Excerpted text -
Start of Block

Free choice in education
Vouched safe with Libertarians.
Following a European Court ruling there is to be a change in the way that DNA records are held in England and Wales. The indications are that records of those who have not been convicted of an offence will be destroyed in most cases after six years.
Many libertarians will instinctively feel that they should oppose the holding of DNA records of innocent people at all and I obviously understand that. I think these proposals are wrong for completely different reasons and I believe that we need to address the question of DNA thoroughly and consistently.
Like everybody else born in this country, my birth was registered and a birth certificate was issued which was supposed to reliably establish my identity for all kinds of purposes throughout my life. When this system was introduced many people opposed it as an infringement of personal privacy and liberty. In more than 150 years of use I am unaware of it being misused by government agencies although criminals frequently obtain birth certificates of other people in the furtherance of crime.

End of Block

What you are asked to do - Reproduce the piece on DNA retention word for word, starting at the words "Following a European" and ending after "after six years.". The records are separate material, unrelated to the piece on DNA retention.

Records supplied -
Start of Block

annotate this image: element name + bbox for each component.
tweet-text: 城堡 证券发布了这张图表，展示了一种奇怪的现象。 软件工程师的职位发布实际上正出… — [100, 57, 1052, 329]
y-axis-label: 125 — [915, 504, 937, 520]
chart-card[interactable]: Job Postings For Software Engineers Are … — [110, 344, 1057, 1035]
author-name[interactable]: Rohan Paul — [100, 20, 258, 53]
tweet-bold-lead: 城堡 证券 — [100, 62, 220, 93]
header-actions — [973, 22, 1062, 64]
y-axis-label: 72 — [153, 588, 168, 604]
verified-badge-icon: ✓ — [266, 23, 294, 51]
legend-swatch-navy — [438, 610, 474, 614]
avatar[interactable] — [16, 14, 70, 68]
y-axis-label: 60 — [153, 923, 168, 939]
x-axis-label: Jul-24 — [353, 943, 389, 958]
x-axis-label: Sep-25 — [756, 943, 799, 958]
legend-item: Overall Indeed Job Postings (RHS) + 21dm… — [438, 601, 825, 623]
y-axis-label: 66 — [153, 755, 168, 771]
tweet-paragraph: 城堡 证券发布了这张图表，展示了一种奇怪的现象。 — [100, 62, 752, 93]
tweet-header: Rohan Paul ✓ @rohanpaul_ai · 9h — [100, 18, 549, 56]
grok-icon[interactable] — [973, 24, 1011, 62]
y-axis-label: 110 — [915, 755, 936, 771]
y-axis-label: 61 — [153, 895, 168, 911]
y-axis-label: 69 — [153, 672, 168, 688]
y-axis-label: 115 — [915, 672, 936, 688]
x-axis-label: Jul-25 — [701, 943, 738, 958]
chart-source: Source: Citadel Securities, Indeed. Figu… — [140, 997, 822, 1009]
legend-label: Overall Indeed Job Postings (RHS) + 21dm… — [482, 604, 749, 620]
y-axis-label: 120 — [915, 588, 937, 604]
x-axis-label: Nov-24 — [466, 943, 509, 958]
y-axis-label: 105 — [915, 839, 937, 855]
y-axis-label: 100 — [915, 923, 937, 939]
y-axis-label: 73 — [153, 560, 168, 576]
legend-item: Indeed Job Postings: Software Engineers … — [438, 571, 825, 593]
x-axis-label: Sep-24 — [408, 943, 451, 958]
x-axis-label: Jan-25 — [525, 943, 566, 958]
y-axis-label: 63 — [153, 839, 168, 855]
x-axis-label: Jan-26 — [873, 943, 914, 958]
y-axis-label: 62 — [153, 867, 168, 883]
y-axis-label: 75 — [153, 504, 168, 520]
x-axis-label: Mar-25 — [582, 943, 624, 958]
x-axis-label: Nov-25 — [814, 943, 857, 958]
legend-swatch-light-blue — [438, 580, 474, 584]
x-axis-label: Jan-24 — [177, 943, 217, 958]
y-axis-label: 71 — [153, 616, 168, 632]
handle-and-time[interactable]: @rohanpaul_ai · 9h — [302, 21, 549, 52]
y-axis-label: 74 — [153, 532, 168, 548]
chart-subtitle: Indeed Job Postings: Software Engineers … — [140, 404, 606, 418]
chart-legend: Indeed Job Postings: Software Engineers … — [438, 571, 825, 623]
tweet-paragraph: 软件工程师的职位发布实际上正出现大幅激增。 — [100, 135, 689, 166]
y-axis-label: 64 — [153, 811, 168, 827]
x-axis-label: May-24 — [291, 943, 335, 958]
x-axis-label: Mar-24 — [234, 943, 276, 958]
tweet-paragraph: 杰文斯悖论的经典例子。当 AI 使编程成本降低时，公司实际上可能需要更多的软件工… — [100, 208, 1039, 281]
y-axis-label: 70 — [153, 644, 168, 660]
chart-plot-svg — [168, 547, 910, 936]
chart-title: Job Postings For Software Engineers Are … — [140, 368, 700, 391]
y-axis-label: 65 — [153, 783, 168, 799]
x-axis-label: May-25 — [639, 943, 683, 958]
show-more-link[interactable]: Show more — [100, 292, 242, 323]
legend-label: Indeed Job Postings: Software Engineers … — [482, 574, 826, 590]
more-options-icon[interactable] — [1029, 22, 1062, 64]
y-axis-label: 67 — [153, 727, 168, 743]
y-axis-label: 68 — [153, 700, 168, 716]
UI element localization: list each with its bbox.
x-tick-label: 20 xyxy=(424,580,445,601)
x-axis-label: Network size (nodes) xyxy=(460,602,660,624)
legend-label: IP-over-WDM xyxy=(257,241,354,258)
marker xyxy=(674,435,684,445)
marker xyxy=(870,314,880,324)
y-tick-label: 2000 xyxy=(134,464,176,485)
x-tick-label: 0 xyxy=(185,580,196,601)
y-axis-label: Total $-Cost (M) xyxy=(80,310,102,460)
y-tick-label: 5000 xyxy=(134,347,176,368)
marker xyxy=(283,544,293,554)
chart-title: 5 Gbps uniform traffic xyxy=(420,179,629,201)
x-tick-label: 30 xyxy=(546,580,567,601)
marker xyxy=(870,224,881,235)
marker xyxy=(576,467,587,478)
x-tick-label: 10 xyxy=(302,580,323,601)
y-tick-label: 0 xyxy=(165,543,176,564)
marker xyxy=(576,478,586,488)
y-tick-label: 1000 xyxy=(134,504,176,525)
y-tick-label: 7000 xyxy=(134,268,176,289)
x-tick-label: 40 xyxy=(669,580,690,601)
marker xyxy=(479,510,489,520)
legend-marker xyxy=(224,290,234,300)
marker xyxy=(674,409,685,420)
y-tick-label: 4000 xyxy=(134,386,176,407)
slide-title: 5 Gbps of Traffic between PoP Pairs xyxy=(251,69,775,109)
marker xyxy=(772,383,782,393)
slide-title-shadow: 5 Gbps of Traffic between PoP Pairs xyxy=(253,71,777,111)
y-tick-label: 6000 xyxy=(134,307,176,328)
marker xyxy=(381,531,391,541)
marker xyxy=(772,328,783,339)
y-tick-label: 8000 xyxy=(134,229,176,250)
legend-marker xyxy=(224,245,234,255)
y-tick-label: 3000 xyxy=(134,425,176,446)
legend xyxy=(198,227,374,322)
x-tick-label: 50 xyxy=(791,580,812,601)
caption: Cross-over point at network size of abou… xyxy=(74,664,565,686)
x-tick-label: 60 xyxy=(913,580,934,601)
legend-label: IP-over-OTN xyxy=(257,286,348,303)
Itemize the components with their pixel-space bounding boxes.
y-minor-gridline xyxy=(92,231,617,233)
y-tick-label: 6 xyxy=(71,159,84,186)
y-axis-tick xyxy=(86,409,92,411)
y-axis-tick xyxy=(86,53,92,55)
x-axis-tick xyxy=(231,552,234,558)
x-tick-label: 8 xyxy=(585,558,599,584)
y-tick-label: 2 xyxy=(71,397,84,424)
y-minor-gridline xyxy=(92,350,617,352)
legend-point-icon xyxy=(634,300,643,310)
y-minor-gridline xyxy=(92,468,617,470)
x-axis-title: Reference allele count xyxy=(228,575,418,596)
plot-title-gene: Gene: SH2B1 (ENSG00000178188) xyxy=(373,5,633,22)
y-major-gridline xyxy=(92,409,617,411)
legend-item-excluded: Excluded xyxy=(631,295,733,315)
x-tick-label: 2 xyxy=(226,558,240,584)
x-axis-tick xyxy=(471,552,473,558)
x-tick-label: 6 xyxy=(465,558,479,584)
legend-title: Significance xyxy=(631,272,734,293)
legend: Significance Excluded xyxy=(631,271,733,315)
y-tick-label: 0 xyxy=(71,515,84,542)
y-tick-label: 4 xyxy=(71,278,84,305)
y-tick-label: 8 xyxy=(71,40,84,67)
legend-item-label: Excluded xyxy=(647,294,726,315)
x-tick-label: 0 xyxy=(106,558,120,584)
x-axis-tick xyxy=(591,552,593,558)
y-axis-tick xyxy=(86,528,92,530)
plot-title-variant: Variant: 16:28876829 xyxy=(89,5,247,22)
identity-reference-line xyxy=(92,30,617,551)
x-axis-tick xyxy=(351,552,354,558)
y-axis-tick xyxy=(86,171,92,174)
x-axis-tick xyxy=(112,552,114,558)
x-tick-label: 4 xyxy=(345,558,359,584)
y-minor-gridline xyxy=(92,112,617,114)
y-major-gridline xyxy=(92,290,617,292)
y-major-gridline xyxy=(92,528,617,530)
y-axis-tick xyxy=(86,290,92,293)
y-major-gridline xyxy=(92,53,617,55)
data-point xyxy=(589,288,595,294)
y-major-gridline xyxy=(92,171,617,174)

End of Block

Response to this exercise -
Following a European Court ruling there is to be a change in the way that DNA records are held in England and Wales. The indications are that records of those who have not been convicted of an offence will be destroyed in most cases after six years.